* BEGIN *
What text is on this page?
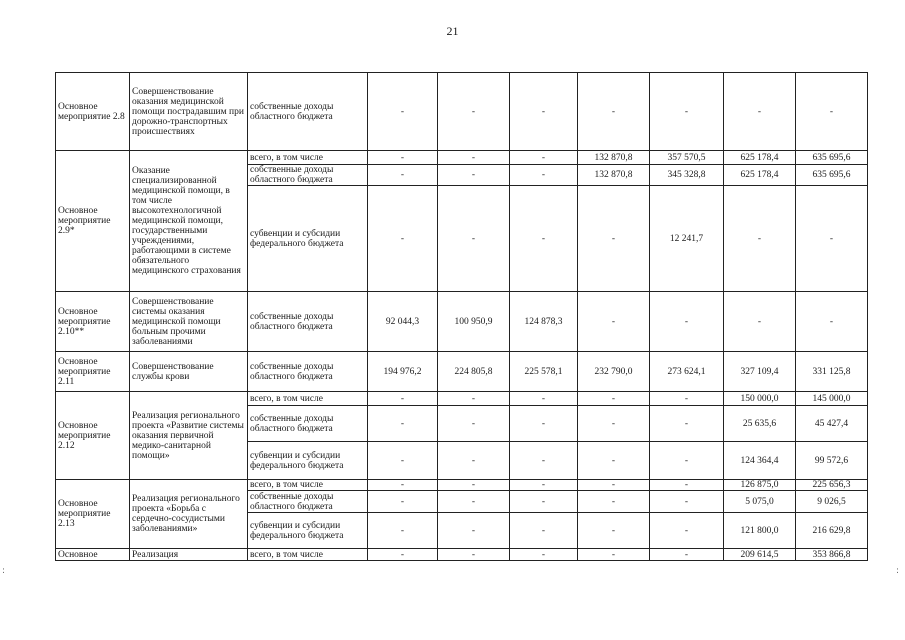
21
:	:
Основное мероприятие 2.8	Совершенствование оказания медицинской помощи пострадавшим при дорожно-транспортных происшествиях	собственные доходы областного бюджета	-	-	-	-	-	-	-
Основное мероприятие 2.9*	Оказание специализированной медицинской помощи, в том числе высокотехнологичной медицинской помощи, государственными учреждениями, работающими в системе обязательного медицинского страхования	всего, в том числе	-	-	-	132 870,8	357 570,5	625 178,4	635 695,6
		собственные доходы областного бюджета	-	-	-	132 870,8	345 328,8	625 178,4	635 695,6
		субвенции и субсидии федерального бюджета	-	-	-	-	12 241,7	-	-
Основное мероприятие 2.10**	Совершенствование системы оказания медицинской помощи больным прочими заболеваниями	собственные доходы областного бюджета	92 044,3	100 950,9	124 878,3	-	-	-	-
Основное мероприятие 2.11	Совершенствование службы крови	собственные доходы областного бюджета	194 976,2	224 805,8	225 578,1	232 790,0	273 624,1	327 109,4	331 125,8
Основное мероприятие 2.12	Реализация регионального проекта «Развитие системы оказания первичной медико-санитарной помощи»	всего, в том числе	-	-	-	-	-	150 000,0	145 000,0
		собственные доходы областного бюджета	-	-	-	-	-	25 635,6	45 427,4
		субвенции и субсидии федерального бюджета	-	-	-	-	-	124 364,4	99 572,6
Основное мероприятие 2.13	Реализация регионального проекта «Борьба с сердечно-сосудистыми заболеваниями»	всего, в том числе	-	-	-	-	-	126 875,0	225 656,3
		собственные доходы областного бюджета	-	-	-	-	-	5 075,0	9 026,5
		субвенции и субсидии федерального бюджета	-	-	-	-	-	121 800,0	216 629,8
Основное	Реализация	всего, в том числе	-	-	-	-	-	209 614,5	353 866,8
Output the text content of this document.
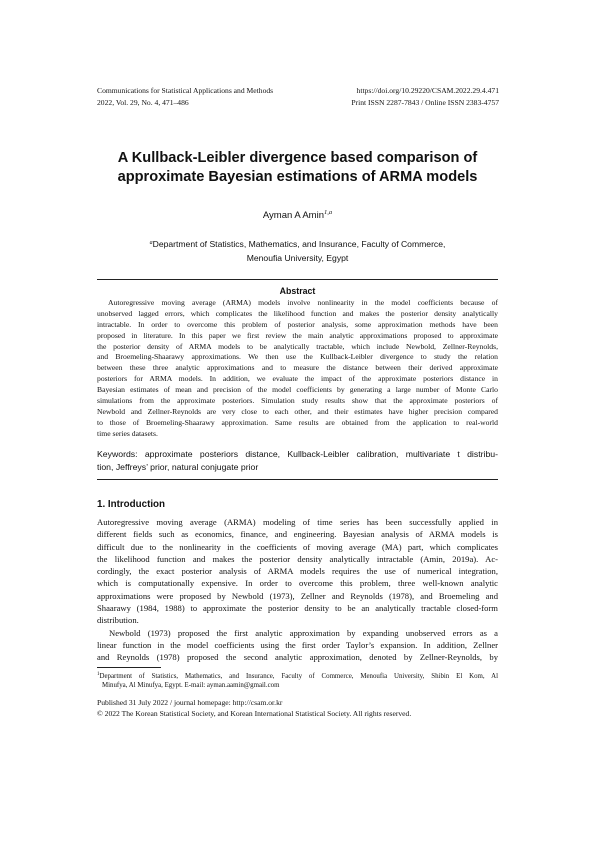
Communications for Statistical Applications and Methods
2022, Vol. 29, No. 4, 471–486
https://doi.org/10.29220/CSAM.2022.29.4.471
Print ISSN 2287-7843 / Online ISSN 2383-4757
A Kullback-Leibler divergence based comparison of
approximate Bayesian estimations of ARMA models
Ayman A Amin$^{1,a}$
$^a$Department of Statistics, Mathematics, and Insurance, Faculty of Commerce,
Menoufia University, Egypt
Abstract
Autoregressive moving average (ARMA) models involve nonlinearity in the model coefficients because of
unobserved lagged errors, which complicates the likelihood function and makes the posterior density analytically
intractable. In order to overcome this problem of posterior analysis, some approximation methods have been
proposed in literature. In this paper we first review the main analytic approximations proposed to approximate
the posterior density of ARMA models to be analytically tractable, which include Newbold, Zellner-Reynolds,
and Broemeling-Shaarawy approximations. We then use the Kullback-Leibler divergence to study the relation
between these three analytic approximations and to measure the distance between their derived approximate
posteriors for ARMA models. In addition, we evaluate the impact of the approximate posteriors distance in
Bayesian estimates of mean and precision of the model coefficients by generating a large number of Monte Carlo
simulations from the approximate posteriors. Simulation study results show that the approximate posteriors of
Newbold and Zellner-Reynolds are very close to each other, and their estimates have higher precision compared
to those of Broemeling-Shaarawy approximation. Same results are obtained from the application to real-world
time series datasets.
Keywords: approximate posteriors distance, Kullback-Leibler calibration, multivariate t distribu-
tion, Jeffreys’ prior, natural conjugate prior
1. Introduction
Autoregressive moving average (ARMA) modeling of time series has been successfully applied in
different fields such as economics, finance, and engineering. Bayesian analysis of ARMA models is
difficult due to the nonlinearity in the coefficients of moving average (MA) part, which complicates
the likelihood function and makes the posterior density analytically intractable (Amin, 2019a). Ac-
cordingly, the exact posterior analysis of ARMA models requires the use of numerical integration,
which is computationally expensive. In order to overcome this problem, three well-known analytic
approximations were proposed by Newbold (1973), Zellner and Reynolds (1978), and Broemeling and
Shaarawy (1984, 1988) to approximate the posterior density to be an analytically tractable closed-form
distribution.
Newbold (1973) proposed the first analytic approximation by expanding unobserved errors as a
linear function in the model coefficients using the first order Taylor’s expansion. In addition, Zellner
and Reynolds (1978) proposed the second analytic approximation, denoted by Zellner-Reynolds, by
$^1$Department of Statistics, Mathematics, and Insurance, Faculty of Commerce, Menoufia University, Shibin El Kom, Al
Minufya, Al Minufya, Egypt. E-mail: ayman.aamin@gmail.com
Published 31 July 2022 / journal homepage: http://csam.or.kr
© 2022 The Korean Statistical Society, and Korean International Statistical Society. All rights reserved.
* END *
-- INSTRUCTION --
Write out each line again precisely as it appears, skipping every picture.

-- FINISHED ANSWER --
What text is on this page?
21
:	:
Основное мероприятие 2.8	Совершенствование оказания медицинской помощи пострадавшим при дорожно-транспортных происшествиях	собственные доходы областного бюджета	-	-	-	-	-	-	-
Основное мероприятие 2.9*	Оказание специализированной медицинской помощи, в том числе высокотехнологичной медицинской помощи, государственными учреждениями, работающими в системе обязательного медицинского страхования	всего, в том числе	-	-	-	132 870,8	357 570,5	625 178,4	635 695,6
		собственные доходы областного бюджета	-	-	-	132 870,8	345 328,8	625 178,4	635 695,6
		субвенции и субсидии федерального бюджета	-	-	-	-	12 241,7	-	-
Основное мероприятие 2.10**	Совершенствование системы оказания медицинской помощи больным прочими заболеваниями	собственные доходы областного бюджета	92 044,3	100 950,9	124 878,3	-	-	-	-
Основное мероприятие 2.11	Совершенствование службы крови	собственные доходы областного бюджета	194 976,2	224 805,8	225 578,1	232 790,0	273 624,1	327 109,4	331 125,8
Основное мероприятие 2.12	Реализация регионального проекта «Развитие системы оказания первичной медико-санитарной помощи»	всего, в том числе	-	-	-	-	-	150 000,0	145 000,0
		собственные доходы областного бюджета	-	-	-	-	-	25 635,6	45 427,4
		субвенции и субсидии федерального бюджета	-	-	-	-	-	124 364,4	99 572,6
Основное мероприятие 2.13	Реализация регионального проекта «Борьба с сердечно-сосудистыми заболеваниями»	всего, в том числе	-	-	-	-	-	126 875,0	225 656,3
		собственные доходы областного бюджета	-	-	-	-	-	5 075,0	9 026,5
		субвенции и субсидии федерального бюджета	-	-	-	-	-	121 800,0	216 629,8
Основное	Реализация	всего, в том числе	-	-	-	-	-	209 614,5	353 866,8
Output the text content of this document.
Communications for Statistical Applications and Methods
2022, Vol. 29, No. 4, 471–486
https://doi.org/10.29220/CSAM.2022.29.4.471
Print ISSN 2287-7843 / Online ISSN 2383-4757
A Kullback-Leibler divergence based comparison of
approximate Bayesian estimations of ARMA models
Ayman A Amin$^{1,a}$
$^a$Department of Statistics, Mathematics, and Insurance, Faculty of Commerce,
Menoufia University, Egypt
Abstract
Autoregressive moving average (ARMA) models involve nonlinearity in the model coefficients because of
unobserved lagged errors, which complicates the likelihood function and makes the posterior density analytically
intractable. In order to overcome this problem of posterior analysis, some approximation methods have been
proposed in literature. In this paper we first review the main analytic approximations proposed to approximate
the posterior density of ARMA models to be analytically tractable, which include Newbold, Zellner-Reynolds,
and Broemeling-Shaarawy approximations. We then use the Kullback-Leibler divergence to study the relation
between these three analytic approximations and to measure the distance between their derived approximate
posteriors for ARMA models. In addition, we evaluate the impact of the approximate posteriors distance in
Bayesian estimates of mean and precision of the model coefficients by generating a large number of Monte Carlo
simulations from the approximate posteriors. Simulation study results show that the approximate posteriors of
Newbold and Zellner-Reynolds are very close to each other, and their estimates have higher precision compared
to those of Broemeling-Shaarawy approximation. Same results are obtained from the application to real-world
time series datasets.
Keywords: approximate posteriors distance, Kullback-Leibler calibration, multivariate t distribu-
tion, Jeffreys’ prior, natural conjugate prior
1. Introduction
Autoregressive moving average (ARMA) modeling of time series has been successfully applied in
different fields such as economics, finance, and engineering. Bayesian analysis of ARMA models is
difficult due to the nonlinearity in the coefficients of moving average (MA) part, which complicates
the likelihood function and makes the posterior density analytically intractable (Amin, 2019a). Ac-
cordingly, the exact posterior analysis of ARMA models requires the use of numerical integration,
which is computationally expensive. In order to overcome this problem, three well-known analytic
approximations were proposed by Newbold (1973), Zellner and Reynolds (1978), and Broemeling and
Shaarawy (1984, 1988) to approximate the posterior density to be an analytically tractable closed-form
distribution.
Newbold (1973) proposed the first analytic approximation by expanding unobserved errors as a
linear function in the model coefficients using the first order Taylor’s expansion. In addition, Zellner
and Reynolds (1978) proposed the second analytic approximation, denoted by Zellner-Reynolds, by
$^1$Department of Statistics, Mathematics, and Insurance, Faculty of Commerce, Menoufia University, Shibin El Kom, Al
Minufya, Al Minufya, Egypt. E-mail: ayman.aamin@gmail.com
Published 31 July 2022 / journal homepage: http://csam.or.kr
© 2022 The Korean Statistical Society, and Korean International Statistical Society. All rights reserved.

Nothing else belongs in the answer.